◆ **WHAT TO PRODUCE**
Search the data below for the string "ylabel". Extract every line that contains it.

◆ **PROVIDED DATA**
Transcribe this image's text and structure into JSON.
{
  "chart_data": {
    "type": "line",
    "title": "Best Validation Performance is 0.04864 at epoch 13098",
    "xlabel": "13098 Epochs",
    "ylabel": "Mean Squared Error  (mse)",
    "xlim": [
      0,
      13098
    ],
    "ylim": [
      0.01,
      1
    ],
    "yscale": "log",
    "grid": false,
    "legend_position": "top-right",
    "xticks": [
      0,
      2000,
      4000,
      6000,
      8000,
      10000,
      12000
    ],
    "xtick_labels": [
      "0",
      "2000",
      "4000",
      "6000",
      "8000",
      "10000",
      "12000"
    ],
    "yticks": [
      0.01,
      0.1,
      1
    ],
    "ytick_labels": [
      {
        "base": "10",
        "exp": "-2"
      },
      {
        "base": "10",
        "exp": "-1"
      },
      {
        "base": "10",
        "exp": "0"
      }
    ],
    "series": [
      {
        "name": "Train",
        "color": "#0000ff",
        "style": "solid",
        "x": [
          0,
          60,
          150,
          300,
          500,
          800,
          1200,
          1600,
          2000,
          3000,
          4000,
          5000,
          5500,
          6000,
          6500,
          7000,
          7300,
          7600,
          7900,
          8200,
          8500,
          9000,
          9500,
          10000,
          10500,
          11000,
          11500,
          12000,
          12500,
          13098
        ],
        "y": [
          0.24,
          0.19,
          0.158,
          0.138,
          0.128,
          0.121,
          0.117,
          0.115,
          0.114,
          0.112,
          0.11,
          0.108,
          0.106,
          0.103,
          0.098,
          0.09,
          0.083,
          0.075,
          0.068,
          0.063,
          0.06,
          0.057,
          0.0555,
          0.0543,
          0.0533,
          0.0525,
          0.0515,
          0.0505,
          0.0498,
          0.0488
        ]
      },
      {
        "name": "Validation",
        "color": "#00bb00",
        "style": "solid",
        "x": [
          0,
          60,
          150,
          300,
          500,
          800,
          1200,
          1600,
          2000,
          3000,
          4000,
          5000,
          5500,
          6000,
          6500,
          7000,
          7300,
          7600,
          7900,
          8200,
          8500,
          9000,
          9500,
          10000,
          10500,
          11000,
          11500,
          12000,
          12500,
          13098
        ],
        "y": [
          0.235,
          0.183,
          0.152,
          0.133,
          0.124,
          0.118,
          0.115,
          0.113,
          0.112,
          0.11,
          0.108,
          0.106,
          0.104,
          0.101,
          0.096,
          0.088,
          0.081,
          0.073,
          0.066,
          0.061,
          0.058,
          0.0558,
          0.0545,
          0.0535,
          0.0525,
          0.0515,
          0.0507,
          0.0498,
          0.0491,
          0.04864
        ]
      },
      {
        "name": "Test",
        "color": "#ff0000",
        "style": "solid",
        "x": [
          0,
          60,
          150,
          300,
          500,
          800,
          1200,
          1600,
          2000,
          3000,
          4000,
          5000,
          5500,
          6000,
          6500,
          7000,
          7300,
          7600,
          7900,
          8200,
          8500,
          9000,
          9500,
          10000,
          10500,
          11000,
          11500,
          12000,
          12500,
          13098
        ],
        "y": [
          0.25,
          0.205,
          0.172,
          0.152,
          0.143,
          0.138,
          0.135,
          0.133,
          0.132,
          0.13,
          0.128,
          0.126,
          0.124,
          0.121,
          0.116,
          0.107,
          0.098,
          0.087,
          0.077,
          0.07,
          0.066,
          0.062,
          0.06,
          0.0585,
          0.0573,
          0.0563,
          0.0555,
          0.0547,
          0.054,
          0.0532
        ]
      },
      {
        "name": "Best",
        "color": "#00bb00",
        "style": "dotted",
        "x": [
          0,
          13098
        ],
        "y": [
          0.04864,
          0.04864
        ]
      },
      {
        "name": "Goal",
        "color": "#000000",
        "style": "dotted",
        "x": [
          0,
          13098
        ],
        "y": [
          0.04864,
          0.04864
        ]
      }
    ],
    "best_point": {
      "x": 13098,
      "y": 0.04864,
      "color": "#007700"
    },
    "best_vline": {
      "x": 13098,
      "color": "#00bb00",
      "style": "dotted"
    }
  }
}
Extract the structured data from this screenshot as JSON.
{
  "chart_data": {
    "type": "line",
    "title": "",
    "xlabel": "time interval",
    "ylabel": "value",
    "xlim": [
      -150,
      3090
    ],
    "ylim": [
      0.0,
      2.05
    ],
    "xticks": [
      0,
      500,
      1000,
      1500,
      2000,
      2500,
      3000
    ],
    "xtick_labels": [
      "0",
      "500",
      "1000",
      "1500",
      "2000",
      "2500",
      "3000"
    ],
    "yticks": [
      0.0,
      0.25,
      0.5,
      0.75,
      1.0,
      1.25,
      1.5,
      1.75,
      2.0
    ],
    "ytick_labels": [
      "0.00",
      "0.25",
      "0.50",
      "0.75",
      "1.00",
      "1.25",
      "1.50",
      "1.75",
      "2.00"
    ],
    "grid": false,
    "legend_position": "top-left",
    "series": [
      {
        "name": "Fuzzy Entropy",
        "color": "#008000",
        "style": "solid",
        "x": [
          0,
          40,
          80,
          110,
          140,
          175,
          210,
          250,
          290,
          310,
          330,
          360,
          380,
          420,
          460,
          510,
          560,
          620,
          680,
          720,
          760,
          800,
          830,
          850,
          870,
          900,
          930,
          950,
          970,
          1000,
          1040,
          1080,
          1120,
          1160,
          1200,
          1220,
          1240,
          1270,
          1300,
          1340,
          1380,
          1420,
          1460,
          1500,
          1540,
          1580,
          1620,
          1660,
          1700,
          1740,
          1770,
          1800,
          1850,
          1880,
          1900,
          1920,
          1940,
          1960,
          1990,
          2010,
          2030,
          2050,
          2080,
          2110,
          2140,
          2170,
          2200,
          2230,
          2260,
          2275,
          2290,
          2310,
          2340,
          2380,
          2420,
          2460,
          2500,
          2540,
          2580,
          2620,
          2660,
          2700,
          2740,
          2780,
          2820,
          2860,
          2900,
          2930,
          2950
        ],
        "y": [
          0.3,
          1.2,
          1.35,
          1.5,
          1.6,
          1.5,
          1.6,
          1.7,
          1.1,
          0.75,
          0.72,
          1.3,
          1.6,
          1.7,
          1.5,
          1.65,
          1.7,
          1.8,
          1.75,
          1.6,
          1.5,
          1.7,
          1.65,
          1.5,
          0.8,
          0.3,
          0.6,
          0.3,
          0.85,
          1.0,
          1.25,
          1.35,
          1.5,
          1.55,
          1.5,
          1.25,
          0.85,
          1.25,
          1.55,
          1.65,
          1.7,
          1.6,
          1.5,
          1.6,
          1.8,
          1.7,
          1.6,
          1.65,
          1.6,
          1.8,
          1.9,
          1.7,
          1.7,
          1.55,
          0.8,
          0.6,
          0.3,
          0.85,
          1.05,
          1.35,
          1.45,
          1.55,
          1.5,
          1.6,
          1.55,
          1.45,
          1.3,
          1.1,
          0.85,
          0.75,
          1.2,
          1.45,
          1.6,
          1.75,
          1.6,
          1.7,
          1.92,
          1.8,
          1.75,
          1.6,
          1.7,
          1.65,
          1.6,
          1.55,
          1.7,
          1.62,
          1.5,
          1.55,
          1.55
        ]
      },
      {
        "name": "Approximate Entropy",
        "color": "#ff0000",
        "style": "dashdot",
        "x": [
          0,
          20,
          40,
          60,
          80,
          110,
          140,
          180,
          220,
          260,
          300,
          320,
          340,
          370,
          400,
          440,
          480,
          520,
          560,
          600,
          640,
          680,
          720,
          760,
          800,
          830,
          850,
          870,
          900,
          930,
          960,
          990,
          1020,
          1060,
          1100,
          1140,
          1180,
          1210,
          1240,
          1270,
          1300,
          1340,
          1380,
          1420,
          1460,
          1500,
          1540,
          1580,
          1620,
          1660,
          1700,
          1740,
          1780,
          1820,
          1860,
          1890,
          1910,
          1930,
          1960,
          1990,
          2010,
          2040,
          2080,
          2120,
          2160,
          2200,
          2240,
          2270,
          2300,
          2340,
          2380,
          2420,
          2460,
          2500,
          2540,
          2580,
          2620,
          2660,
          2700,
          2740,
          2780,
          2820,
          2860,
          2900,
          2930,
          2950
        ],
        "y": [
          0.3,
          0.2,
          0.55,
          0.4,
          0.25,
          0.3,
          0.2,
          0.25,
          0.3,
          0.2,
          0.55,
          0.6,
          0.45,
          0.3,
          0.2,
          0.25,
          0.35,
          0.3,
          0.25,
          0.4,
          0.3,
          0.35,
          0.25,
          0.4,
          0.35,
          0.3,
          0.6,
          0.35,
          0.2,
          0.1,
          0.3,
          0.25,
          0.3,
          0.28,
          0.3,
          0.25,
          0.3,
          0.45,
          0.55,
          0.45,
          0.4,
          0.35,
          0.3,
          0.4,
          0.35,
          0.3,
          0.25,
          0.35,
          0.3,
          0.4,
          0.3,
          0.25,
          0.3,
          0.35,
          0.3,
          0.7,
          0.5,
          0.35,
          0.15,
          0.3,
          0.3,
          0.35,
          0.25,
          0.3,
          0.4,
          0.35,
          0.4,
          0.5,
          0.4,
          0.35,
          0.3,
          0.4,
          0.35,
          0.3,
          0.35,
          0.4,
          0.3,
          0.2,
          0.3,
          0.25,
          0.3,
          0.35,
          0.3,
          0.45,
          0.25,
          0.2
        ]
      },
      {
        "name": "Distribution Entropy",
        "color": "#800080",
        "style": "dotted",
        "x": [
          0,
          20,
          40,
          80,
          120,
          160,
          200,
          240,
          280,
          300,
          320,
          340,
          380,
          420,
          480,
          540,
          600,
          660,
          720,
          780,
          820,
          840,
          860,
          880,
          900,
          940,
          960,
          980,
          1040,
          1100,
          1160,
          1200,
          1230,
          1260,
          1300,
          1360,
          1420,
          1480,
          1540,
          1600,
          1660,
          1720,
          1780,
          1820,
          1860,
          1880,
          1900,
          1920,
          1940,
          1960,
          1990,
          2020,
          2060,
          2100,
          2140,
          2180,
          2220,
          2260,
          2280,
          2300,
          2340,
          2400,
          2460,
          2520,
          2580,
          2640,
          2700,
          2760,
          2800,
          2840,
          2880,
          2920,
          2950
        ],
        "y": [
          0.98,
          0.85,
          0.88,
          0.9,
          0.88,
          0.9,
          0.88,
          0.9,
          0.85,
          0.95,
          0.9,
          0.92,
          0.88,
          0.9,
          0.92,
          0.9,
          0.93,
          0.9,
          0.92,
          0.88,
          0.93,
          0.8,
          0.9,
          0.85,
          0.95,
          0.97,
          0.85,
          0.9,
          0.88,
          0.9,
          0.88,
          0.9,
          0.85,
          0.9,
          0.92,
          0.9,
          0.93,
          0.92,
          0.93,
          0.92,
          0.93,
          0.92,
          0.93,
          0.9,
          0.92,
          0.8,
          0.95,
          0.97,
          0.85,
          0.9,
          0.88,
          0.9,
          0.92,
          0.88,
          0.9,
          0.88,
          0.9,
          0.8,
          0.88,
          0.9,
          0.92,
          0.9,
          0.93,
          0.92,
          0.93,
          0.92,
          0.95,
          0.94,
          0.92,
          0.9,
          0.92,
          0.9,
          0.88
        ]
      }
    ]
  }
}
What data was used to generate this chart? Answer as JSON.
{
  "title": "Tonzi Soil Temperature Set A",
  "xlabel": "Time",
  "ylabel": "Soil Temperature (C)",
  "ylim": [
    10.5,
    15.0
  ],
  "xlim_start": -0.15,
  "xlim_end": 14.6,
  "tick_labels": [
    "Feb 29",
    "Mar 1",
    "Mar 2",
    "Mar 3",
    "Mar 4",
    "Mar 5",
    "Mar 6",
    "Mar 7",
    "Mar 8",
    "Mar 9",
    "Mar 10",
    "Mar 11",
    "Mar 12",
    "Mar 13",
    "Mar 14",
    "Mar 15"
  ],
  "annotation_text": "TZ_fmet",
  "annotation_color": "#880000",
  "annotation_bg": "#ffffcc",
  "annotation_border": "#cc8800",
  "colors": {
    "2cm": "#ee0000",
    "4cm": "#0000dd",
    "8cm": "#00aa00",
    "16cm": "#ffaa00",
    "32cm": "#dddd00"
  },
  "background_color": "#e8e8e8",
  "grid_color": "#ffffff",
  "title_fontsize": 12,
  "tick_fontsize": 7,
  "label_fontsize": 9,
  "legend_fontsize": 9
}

◆ **EXERCISE RESULT**
    "ylabel": "Mean Squared Error  (mse)",
    "ylabel": "value",
  "ylabel": "Soil Temperature (C)",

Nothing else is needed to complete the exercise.